**Work instructions**
Pull every line holding the string "loss" from the records below.

• • •

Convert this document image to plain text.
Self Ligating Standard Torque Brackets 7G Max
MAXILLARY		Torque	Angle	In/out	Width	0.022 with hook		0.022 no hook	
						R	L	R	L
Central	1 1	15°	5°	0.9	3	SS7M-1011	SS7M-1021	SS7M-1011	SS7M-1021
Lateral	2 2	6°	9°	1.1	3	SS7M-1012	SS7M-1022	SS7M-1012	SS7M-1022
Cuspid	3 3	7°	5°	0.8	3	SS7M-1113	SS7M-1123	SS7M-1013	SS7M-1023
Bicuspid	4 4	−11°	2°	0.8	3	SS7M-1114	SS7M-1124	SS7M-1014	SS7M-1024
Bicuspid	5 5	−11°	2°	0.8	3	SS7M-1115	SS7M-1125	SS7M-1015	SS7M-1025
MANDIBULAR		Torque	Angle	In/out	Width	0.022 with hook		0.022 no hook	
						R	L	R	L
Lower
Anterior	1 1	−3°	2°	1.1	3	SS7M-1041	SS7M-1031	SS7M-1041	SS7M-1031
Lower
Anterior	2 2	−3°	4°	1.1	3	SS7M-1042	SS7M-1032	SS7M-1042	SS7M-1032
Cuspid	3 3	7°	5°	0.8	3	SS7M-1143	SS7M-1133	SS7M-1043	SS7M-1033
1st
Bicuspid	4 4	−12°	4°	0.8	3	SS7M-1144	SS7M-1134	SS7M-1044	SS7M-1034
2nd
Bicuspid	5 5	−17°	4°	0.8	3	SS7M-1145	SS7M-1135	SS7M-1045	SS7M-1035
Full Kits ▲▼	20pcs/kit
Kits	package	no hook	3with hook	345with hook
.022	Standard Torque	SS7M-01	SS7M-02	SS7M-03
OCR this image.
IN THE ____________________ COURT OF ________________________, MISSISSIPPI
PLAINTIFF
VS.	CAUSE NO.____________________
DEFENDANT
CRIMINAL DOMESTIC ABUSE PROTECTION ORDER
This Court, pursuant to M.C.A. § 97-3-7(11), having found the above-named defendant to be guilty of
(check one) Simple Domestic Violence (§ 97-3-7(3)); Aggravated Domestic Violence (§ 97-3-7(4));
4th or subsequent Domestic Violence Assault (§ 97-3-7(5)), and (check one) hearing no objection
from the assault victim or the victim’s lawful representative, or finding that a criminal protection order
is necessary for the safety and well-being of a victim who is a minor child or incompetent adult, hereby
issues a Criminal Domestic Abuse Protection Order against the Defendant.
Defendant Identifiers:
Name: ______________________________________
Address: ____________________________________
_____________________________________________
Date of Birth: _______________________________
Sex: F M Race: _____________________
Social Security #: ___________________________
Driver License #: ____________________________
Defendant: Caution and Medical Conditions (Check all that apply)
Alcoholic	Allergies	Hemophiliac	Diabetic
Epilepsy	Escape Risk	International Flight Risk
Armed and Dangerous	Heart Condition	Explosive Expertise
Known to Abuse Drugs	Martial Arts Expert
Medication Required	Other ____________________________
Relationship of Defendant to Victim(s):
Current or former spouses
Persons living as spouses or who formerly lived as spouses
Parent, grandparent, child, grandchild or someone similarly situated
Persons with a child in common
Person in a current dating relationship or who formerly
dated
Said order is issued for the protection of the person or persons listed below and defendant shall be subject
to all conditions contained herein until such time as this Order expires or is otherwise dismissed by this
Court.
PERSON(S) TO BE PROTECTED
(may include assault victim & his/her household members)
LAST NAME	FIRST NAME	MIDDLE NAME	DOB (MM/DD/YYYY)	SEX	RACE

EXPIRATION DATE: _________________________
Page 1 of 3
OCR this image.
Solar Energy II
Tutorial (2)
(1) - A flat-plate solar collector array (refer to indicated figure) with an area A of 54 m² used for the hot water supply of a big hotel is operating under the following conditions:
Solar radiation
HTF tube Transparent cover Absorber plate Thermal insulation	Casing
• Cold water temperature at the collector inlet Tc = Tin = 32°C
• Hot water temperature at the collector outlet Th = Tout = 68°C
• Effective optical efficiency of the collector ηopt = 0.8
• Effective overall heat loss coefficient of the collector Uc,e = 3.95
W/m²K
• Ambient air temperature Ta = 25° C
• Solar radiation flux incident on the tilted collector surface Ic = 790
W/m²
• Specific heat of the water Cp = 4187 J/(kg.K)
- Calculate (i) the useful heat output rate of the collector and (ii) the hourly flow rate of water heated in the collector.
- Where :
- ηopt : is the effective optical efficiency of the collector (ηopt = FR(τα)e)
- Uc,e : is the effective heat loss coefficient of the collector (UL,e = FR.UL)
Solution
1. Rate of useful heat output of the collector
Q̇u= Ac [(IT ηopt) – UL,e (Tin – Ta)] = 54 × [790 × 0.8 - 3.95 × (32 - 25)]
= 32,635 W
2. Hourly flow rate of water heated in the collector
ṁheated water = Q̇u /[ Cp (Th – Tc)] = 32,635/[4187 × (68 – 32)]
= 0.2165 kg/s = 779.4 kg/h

• • •

**Answer to the task**
• Effective overall heat loss coefficient of the collector Uc,e = 3.95
- Uc,e : is the effective heat loss coefficient of the collector (UL,e = FR.UL)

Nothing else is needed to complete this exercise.